_Exercise materials_.

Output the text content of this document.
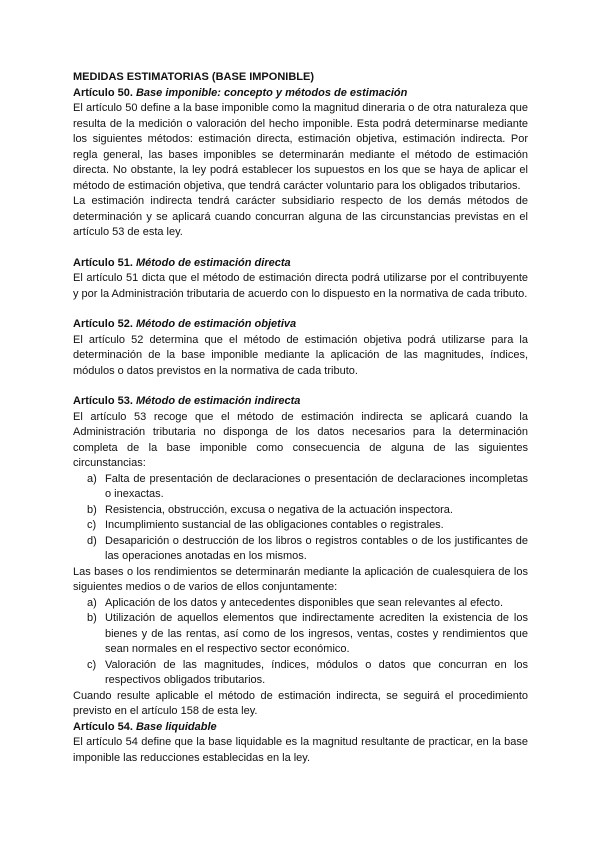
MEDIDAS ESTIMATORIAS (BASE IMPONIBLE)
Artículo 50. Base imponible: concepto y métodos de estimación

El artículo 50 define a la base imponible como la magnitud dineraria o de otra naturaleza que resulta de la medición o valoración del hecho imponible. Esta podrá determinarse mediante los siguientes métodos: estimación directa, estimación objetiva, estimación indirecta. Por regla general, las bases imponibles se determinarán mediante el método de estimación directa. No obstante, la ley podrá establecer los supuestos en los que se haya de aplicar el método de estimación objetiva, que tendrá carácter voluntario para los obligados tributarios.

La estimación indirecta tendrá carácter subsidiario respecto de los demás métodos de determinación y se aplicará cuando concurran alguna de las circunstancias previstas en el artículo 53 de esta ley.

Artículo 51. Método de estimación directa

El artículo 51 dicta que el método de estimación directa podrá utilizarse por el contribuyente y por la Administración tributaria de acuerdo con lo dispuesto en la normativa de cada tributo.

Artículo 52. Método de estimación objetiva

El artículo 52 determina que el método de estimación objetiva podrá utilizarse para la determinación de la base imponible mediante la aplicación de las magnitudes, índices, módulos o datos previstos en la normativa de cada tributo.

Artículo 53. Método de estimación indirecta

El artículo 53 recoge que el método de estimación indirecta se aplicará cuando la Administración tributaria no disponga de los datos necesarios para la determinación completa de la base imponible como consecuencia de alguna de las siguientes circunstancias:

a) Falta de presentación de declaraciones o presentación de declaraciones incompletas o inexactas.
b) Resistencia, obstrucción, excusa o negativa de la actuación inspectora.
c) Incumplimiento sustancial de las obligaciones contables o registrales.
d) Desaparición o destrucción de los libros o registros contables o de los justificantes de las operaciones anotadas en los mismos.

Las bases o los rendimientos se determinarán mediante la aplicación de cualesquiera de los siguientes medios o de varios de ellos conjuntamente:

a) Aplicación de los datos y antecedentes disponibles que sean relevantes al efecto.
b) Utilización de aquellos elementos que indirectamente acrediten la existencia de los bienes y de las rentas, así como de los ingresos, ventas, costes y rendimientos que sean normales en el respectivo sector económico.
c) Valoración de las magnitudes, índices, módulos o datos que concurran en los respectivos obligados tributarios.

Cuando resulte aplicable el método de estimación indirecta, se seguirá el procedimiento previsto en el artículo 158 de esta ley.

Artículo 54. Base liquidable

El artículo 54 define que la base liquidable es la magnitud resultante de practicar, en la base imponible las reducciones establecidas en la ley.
==
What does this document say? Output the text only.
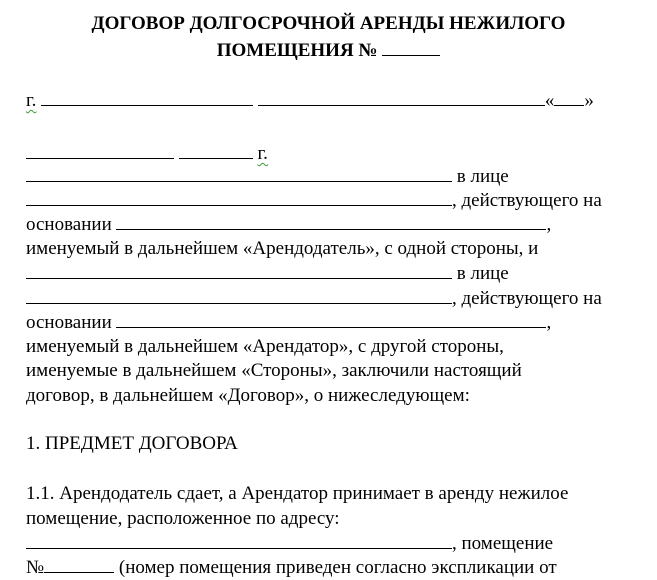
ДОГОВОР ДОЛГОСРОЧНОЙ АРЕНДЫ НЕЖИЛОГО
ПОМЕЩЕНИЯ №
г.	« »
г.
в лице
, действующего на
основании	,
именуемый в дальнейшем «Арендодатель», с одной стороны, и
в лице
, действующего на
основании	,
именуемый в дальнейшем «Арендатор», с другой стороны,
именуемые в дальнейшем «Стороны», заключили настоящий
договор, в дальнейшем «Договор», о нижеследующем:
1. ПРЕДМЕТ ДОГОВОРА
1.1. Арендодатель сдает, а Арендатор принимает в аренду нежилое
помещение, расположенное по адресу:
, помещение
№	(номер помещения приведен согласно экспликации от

_Set problem_.
Copy out each line of the listing that holds "mediante".

_Final result_.
El artículo 50 define a la base imponible como la magnitud dineraria o de otra naturaleza que resulta de la medición o valoración del hecho imponible. Esta podrá determinarse mediante los siguientes métodos: estimación directa, estimación objetiva, estimación indirecta. Por regla general, las bases imponibles se determinarán mediante el método de estimación directa. No obstante, la ley podrá establecer los supuestos en los que se haya de aplicar el método de estimación objetiva, que tendrá carácter voluntario para los obligados tributarios.
El artículo 52 determina que el método de estimación objetiva podrá utilizarse para la determinación de la base imponible mediante la aplicación de las magnitudes, índices, módulos o datos previstos en la normativa de cada tributo.
Las bases o los rendimientos se determinarán mediante la aplicación de cualesquiera de los siguientes medios o de varios de ellos conjuntamente:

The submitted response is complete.